===== Records for this task

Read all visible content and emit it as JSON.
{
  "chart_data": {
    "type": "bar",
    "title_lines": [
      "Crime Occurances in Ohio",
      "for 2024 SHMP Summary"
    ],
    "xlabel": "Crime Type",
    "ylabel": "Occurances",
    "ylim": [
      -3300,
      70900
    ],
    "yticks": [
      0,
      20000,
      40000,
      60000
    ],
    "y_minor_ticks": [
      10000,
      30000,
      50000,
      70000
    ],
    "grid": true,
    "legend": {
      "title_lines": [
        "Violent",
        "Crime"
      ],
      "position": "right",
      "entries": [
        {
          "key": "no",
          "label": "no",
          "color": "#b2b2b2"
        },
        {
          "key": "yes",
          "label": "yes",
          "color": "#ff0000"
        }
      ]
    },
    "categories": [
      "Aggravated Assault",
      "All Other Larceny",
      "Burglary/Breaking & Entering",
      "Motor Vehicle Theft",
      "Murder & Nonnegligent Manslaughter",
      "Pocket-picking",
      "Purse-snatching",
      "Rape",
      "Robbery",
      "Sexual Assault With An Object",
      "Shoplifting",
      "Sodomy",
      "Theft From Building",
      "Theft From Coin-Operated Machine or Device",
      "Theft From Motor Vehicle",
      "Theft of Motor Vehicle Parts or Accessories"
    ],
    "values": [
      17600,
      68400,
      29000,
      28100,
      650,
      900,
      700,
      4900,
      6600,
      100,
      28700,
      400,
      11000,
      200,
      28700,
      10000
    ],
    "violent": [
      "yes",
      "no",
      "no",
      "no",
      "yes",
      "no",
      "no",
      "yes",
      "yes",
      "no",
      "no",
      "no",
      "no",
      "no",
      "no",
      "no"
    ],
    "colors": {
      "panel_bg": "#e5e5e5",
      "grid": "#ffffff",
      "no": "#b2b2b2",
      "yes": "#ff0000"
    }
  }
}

==========

:: What to do ::
From the preceding material, extract every line exactly.

:: Solution to this exercise ::
Read all visible content and emit it as JSON.
{
  "chart_data": {
    "type": "bar",
    "title_lines": [
      "Crime Occurances in Ohio",
      "for 2024 SHMP Summary"
    ],
    "xlabel": "Crime Type",
    "ylabel": "Occurances",
    "ylim": [
      -3300,
      70900
    ],
    "yticks": [
      0,
      20000,
      40000,
      60000
    ],
    "y_minor_ticks": [
      10000,
      30000,
      50000,
      70000
    ],
    "grid": true,
    "legend": {
      "title_lines": [
        "Violent",
        "Crime"
      ],
      "position": "right",
      "entries": [
        {
          "key": "no",
          "label": "no",
          "color": "#b2b2b2"
        },
        {
          "key": "yes",
          "label": "yes",
          "color": "#ff0000"
        }
      ]
    },
    "categories": [
      "Aggravated Assault",
      "All Other Larceny",
      "Burglary/Breaking & Entering",
      "Motor Vehicle Theft",
      "Murder & Nonnegligent Manslaughter",
      "Pocket-picking",
      "Purse-snatching",
      "Rape",
      "Robbery",
      "Sexual Assault With An Object",
      "Shoplifting",
      "Sodomy",
      "Theft From Building",
      "Theft From Coin-Operated Machine or Device",
      "Theft From Motor Vehicle",
      "Theft of Motor Vehicle Parts or Accessories"
    ],
    "values": [
      17600,
      68400,
      29000,
      28100,
      650,
      900,
      700,
      4900,
      6600,
      100,
      28700,
      400,
      11000,
      200,
      28700,
      10000
    ],
    "violent": [
      "yes",
      "no",
      "no",
      "no",
      "yes",
      "no",
      "no",
      "yes",
      "yes",
      "no",
      "no",
      "no",
      "no",
      "no",
      "no",
      "no"
    ],
    "colors": {
      "panel_bg": "#e5e5e5",
      "grid": "#ffffff",
      "no": "#b2b2b2",
      "yes": "#ff0000"
    }
  }
}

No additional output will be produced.